* [Goal] Your copy of the material below should match it exactly, except that it holds no pictures.

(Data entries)
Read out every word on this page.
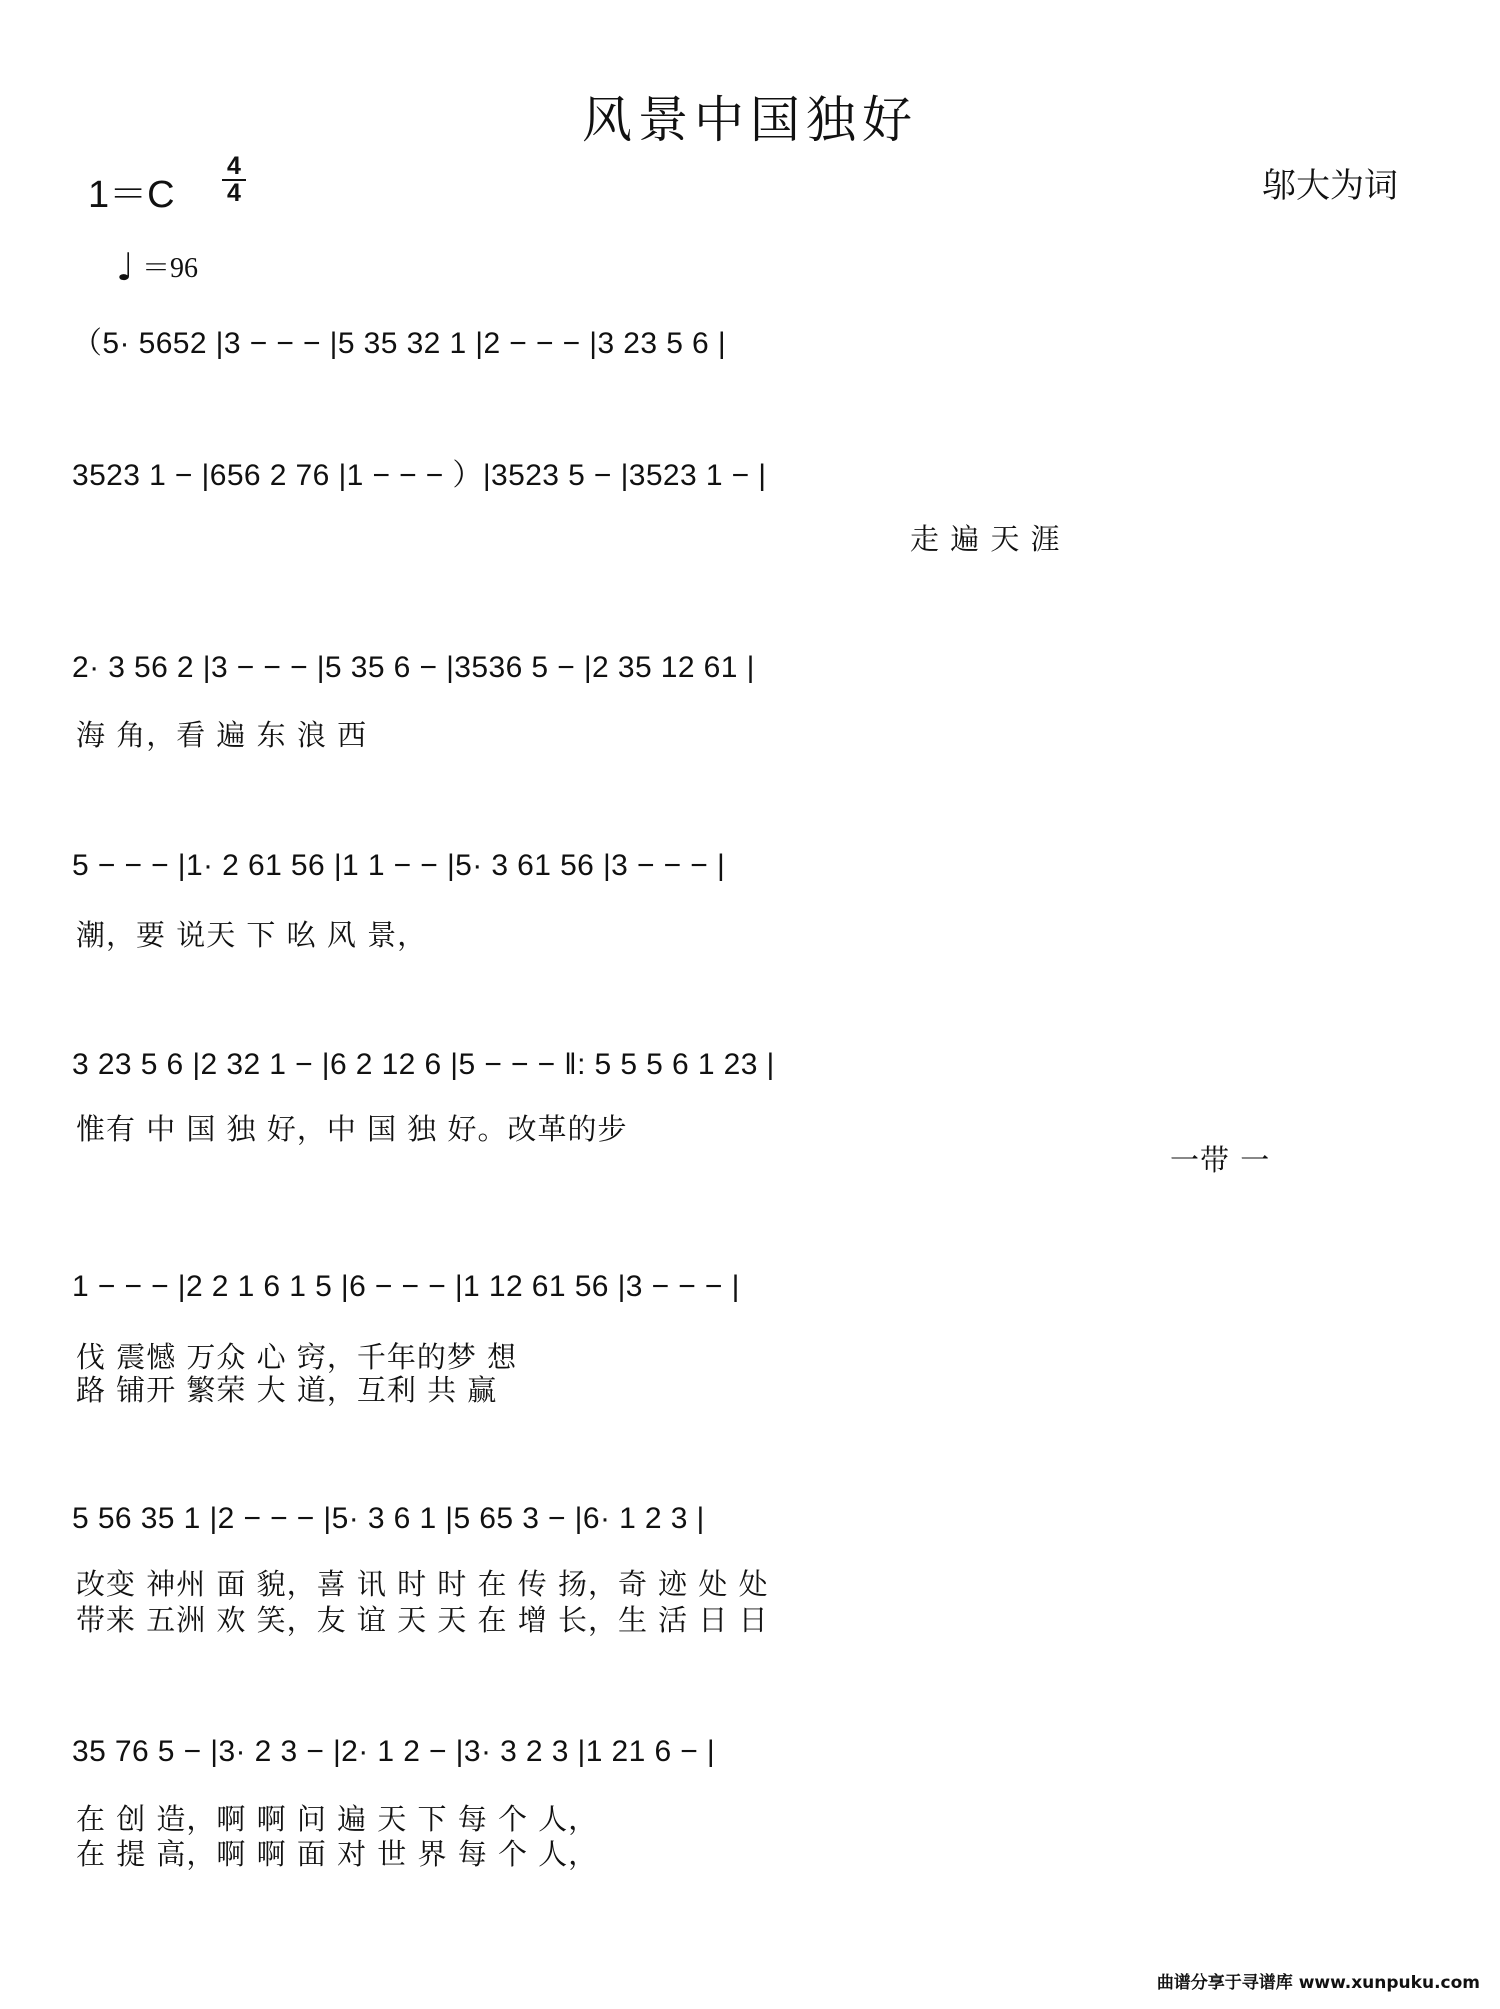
风景中国独好
1＝C
4
4	邬大为词
♩ ＝96
（5· 5652 |3 − − − |5 35 32 1 |2 − − − |3 23 5 6 |
3523 1 − |656 2 76 |1 − − − ）|3523 5 − |3523 1 − |
走 遍 天 涯
2· 3 56 2 |3 − − − |5 35 6 − |3536 5 − |2 35 12 61 |
海 角，看 遍 东 浪 西
5 − − − |1· 2 61 56 |1 1 − − |5· 3 61 56 |3 − − − |
潮，要 说天 下 吆 风 景，
3 23 5 6 |2 32 1 − |6 2 12 6 |5 − − − ‖: 5 5 5 6 1 23 |
惟有 中 国 独 好，中 国 独 好。改革的步
一带 一
1 − − − |2 2 1 6 1 5 |6 − − − |1 12 61 56 |3 − − − |
伐 震憾 万众 心 窍，千年的梦 想
路 铺开 繁荣 大 道，互利 共 赢
5 56 35 1 |2 − − − |5· 3 6 1 |5 65 3 − |6· 1 2 3 |
改变 神州 面 貌，喜 讯 时 时 在 传 扬，奇 迹 处 处
带来 五洲 欢 笑，友 谊 天 天 在 增 长，生 活 日 日
35 76 5 − |3· 2 3 − |2· 1 2 − |3· 3 2 3 |1 21 6 − |
在 创 造，啊 啊 问 遍 天 下 每 个 人，
在 提 高，啊 啊 面 对 世 界 每 个 人，
曲谱分享于寻谱库 www.xunpuku.com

* [Full output]
Read out every word on this page.
风景中国独好
1＝C
4
4	邬大为词
♩ ＝96
（5· 5652 |3 − − − |5 35 32 1 |2 − − − |3 23 5 6 |
3523 1 − |656 2 76 |1 − − − ）|3523 5 − |3523 1 − |
走 遍 天 涯
2· 3 56 2 |3 − − − |5 35 6 − |3536 5 − |2 35 12 61 |
海 角，看 遍 东 浪 西
5 − − − |1· 2 61 56 |1 1 − − |5· 3 61 56 |3 − − − |
潮，要 说天 下 吆 风 景，
3 23 5 6 |2 32 1 − |6 2 12 6 |5 − − − ‖: 5 5 5 6 1 23 |
惟有 中 国 独 好，中 国 独 好。改革的步
一带 一
1 − − − |2 2 1 6 1 5 |6 − − − |1 12 61 56 |3 − − − |
伐 震憾 万众 心 窍，千年的梦 想
路 铺开 繁荣 大 道，互利 共 赢
5 56 35 1 |2 − − − |5· 3 6 1 |5 65 3 − |6· 1 2 3 |
改变 神州 面 貌，喜 讯 时 时 在 传 扬，奇 迹 处 处
带来 五洲 欢 笑，友 谊 天 天 在 增 长，生 活 日 日
35 76 5 − |3· 2 3 − |2· 1 2 − |3· 3 2 3 |1 21 6 − |
在 创 造，啊 啊 问 遍 天 下 每 个 人，
在 提 高，啊 啊 面 对 世 界 每 个 人，
曲谱分享于寻谱库 www.xunpuku.com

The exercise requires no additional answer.